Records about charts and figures
>>

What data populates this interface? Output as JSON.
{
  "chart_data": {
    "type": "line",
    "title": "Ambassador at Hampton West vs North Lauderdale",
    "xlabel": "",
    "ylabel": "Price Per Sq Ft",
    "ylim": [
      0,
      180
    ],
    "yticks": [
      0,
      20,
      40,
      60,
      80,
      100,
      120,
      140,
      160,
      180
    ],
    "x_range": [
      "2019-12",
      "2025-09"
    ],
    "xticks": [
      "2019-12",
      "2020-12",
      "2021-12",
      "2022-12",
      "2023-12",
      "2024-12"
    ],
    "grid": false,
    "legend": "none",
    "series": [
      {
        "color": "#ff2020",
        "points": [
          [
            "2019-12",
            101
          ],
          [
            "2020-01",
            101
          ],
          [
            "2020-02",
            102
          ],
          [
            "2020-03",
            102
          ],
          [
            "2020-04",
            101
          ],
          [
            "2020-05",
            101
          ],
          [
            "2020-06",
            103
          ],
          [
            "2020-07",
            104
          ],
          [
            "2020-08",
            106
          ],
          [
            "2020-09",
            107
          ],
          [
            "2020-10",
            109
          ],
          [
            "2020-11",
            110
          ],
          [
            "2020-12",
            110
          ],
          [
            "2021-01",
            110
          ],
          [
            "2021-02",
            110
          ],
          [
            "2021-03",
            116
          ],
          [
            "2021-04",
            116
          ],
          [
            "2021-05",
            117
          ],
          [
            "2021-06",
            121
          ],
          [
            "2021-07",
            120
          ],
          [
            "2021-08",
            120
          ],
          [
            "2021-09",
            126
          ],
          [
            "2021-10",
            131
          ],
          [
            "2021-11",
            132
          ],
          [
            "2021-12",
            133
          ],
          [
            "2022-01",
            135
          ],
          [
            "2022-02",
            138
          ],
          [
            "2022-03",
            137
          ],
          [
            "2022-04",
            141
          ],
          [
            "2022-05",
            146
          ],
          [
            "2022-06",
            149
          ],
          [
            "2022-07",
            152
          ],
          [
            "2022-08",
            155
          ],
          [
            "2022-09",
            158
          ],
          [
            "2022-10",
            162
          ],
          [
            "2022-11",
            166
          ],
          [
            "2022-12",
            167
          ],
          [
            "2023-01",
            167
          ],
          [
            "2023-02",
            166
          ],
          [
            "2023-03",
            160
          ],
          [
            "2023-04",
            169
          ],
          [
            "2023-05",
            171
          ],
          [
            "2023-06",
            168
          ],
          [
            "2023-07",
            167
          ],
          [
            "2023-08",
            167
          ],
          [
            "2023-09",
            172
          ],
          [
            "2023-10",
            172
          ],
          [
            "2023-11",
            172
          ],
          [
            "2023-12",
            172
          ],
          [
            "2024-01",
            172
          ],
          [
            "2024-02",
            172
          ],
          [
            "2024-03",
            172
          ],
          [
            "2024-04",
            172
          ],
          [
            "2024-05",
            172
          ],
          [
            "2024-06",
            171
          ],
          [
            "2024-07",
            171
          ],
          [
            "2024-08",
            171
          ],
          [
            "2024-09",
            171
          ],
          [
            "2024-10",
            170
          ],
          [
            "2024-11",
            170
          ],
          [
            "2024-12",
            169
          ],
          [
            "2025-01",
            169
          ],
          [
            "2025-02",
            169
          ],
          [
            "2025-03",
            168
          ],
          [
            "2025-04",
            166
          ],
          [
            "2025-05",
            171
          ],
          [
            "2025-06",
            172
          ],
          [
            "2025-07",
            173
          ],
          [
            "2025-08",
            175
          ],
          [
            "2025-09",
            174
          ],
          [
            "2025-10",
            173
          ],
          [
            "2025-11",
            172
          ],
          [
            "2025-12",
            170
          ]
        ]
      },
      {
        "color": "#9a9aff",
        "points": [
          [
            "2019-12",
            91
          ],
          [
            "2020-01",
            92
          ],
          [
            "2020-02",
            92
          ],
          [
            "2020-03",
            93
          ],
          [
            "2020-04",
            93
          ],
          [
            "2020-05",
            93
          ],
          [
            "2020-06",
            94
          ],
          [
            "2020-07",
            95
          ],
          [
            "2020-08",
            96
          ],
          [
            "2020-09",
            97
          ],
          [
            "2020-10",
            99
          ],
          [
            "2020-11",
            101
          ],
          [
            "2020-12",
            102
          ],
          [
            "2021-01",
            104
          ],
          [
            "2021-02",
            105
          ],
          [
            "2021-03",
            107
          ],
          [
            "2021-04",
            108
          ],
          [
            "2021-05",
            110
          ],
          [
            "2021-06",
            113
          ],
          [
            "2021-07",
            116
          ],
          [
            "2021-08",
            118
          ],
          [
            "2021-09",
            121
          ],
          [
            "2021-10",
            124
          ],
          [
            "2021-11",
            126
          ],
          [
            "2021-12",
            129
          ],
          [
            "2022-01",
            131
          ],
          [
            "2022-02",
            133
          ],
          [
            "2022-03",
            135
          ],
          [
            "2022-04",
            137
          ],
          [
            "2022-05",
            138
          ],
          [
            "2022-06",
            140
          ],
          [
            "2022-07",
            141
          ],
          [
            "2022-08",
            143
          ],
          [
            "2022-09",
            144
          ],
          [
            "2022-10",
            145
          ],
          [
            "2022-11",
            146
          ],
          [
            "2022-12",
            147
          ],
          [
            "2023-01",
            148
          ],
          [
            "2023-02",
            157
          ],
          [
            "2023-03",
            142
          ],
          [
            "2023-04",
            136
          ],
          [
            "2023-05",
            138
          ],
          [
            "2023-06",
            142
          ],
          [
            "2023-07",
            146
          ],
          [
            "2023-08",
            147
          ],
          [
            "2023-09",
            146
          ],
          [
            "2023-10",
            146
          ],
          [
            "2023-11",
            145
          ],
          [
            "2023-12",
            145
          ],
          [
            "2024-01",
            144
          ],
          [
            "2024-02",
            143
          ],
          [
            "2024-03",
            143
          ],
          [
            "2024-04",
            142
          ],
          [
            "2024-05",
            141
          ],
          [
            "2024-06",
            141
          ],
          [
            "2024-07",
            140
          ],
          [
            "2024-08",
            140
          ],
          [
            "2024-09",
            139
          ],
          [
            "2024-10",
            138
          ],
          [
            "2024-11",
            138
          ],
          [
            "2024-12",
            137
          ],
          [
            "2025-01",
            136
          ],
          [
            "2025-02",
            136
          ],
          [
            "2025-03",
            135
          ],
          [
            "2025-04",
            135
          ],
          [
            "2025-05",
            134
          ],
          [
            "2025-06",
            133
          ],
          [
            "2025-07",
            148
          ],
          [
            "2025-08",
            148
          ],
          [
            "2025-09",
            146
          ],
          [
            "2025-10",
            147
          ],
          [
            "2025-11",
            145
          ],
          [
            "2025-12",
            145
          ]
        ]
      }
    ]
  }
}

<<

* **Exercise objective**: Copy every line of the records word for word.

* **Exercise answer**:
What data populates this interface? Output as JSON.
{
  "chart_data": {
    "type": "line",
    "title": "Ambassador at Hampton West vs North Lauderdale",
    "xlabel": "",
    "ylabel": "Price Per Sq Ft",
    "ylim": [
      0,
      180
    ],
    "yticks": [
      0,
      20,
      40,
      60,
      80,
      100,
      120,
      140,
      160,
      180
    ],
    "x_range": [
      "2019-12",
      "2025-09"
    ],
    "xticks": [
      "2019-12",
      "2020-12",
      "2021-12",
      "2022-12",
      "2023-12",
      "2024-12"
    ],
    "grid": false,
    "legend": "none",
    "series": [
      {
        "color": "#ff2020",
        "points": [
          [
            "2019-12",
            101
          ],
          [
            "2020-01",
            101
          ],
          [
            "2020-02",
            102
          ],
          [
            "2020-03",
            102
          ],
          [
            "2020-04",
            101
          ],
          [
            "2020-05",
            101
          ],
          [
            "2020-06",
            103
          ],
          [
            "2020-07",
            104
          ],
          [
            "2020-08",
            106
          ],
          [
            "2020-09",
            107
          ],
          [
            "2020-10",
            109
          ],
          [
            "2020-11",
            110
          ],
          [
            "2020-12",
            110
          ],
          [
            "2021-01",
            110
          ],
          [
            "2021-02",
            110
          ],
          [
            "2021-03",
            116
          ],
          [
            "2021-04",
            116
          ],
          [
            "2021-05",
            117
          ],
          [
            "2021-06",
            121
          ],
          [
            "2021-07",
            120
          ],
          [
            "2021-08",
            120
          ],
          [
            "2021-09",
            126
          ],
          [
            "2021-10",
            131
          ],
          [
            "2021-11",
            132
          ],
          [
            "2021-12",
            133
          ],
          [
            "2022-01",
            135
          ],
          [
            "2022-02",
            138
          ],
          [
            "2022-03",
            137
          ],
          [
            "2022-04",
            141
          ],
          [
            "2022-05",
            146
          ],
          [
            "2022-06",
            149
          ],
          [
            "2022-07",
            152
          ],
          [
            "2022-08",
            155
          ],
          [
            "2022-09",
            158
          ],
          [
            "2022-10",
            162
          ],
          [
            "2022-11",
            166
          ],
          [
            "2022-12",
            167
          ],
          [
            "2023-01",
            167
          ],
          [
            "2023-02",
            166
          ],
          [
            "2023-03",
            160
          ],
          [
            "2023-04",
            169
          ],
          [
            "2023-05",
            171
          ],
          [
            "2023-06",
            168
          ],
          [
            "2023-07",
            167
          ],
          [
            "2023-08",
            167
          ],
          [
            "2023-09",
            172
          ],
          [
            "2023-10",
            172
          ],
          [
            "2023-11",
            172
          ],
          [
            "2023-12",
            172
          ],
          [
            "2024-01",
            172
          ],
          [
            "2024-02",
            172
          ],
          [
            "2024-03",
            172
          ],
          [
            "2024-04",
            172
          ],
          [
            "2024-05",
            172
          ],
          [
            "2024-06",
            171
          ],
          [
            "2024-07",
            171
          ],
          [
            "2024-08",
            171
          ],
          [
            "2024-09",
            171
          ],
          [
            "2024-10",
            170
          ],
          [
            "2024-11",
            170
          ],
          [
            "2024-12",
            169
          ],
          [
            "2025-01",
            169
          ],
          [
            "2025-02",
            169
          ],
          [
            "2025-03",
            168
          ],
          [
            "2025-04",
            166
          ],
          [
            "2025-05",
            171
          ],
          [
            "2025-06",
            172
          ],
          [
            "2025-07",
            173
          ],
          [
            "2025-08",
            175
          ],
          [
            "2025-09",
            174
          ],
          [
            "2025-10",
            173
          ],
          [
            "2025-11",
            172
          ],
          [
            "2025-12",
            170
          ]
        ]
      },
      {
        "color": "#9a9aff",
        "points": [
          [
            "2019-12",
            91
          ],
          [
            "2020-01",
            92
          ],
          [
            "2020-02",
            92
          ],
          [
            "2020-03",
            93
          ],
          [
            "2020-04",
            93
          ],
          [
            "2020-05",
            93
          ],
          [
            "2020-06",
            94
          ],
          [
            "2020-07",
            95
          ],
          [
            "2020-08",
            96
          ],
          [
            "2020-09",
            97
          ],
          [
            "2020-10",
            99
          ],
          [
            "2020-11",
            101
          ],
          [
            "2020-12",
            102
          ],
          [
            "2021-01",
            104
          ],
          [
            "2021-02",
            105
          ],
          [
            "2021-03",
            107
          ],
          [
            "2021-04",
            108
          ],
          [
            "2021-05",
            110
          ],
          [
            "2021-06",
            113
          ],
          [
            "2021-07",
            116
          ],
          [
            "2021-08",
            118
          ],
          [
            "2021-09",
            121
          ],
          [
            "2021-10",
            124
          ],
          [
            "2021-11",
            126
          ],
          [
            "2021-12",
            129
          ],
          [
            "2022-01",
            131
          ],
          [
            "2022-02",
            133
          ],
          [
            "2022-03",
            135
          ],
          [
            "2022-04",
            137
          ],
          [
            "2022-05",
            138
          ],
          [
            "2022-06",
            140
          ],
          [
            "2022-07",
            141
          ],
          [
            "2022-08",
            143
          ],
          [
            "2022-09",
            144
          ],
          [
            "2022-10",
            145
          ],
          [
            "2022-11",
            146
          ],
          [
            "2022-12",
            147
          ],
          [
            "2023-01",
            148
          ],
          [
            "2023-02",
            157
          ],
          [
            "2023-03",
            142
          ],
          [
            "2023-04",
            136
          ],
          [
            "2023-05",
            138
          ],
          [
            "2023-06",
            142
          ],
          [
            "2023-07",
            146
          ],
          [
            "2023-08",
            147
          ],
          [
            "2023-09",
            146
          ],
          [
            "2023-10",
            146
          ],
          [
            "2023-11",
            145
          ],
          [
            "2023-12",
            145
          ],
          [
            "2024-01",
            144
          ],
          [
            "2024-02",
            143
          ],
          [
            "2024-03",
            143
          ],
          [
            "2024-04",
            142
          ],
          [
            "2024-05",
            141
          ],
          [
            "2024-06",
            141
          ],
          [
            "2024-07",
            140
          ],
          [
            "2024-08",
            140
          ],
          [
            "2024-09",
            139
          ],
          [
            "2024-10",
            138
          ],
          [
            "2024-11",
            138
          ],
          [
            "2024-12",
            137
          ],
          [
            "2025-01",
            136
          ],
          [
            "2025-02",
            136
          ],
          [
            "2025-03",
            135
          ],
          [
            "2025-04",
            135
          ],
          [
            "2025-05",
            134
          ],
          [
            "2025-06",
            133
          ],
          [
            "2025-07",
            148
          ],
          [
            "2025-08",
            148
          ],
          [
            "2025-09",
            146
          ],
          [
            "2025-10",
            147
          ],
          [
            "2025-11",
            145
          ],
          [
            "2025-12",
            145
          ]
        ]
      }
    ]
  }
}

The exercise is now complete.